Listed records →
—————
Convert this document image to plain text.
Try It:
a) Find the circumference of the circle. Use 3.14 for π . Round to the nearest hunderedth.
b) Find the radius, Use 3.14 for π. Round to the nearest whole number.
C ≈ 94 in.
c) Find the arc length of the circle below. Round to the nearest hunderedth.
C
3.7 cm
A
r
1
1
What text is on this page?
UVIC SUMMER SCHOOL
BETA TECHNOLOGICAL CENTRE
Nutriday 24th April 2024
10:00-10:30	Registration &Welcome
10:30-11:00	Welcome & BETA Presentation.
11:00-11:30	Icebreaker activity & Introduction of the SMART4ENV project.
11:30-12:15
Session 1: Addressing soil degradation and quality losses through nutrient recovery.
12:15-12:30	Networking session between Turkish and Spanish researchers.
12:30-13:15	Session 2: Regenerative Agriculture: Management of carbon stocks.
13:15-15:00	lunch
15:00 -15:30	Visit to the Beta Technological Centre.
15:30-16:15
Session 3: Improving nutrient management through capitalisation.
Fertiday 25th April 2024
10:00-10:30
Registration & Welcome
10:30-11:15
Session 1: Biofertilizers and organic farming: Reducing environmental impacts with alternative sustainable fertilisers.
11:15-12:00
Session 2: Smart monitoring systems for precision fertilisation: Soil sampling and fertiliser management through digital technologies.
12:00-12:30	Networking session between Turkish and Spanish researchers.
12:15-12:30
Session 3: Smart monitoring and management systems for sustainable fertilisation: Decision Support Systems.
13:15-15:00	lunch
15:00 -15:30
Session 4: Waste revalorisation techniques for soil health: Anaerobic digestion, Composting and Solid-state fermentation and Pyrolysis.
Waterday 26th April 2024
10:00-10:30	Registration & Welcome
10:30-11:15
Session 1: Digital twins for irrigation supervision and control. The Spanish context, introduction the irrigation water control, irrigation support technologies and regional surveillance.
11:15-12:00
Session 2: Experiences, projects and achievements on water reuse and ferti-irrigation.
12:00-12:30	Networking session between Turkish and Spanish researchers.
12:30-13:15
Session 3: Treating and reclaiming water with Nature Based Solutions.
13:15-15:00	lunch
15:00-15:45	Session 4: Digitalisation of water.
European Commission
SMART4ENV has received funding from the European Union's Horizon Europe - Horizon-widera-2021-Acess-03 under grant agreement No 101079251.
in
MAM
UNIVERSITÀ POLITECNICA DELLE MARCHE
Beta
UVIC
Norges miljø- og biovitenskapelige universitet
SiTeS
—————
Exercise prompt → Find the string "this" in the records, then copy each line where it occurs.

Written answer →
Convert this document image to plain text.
What text is on this page?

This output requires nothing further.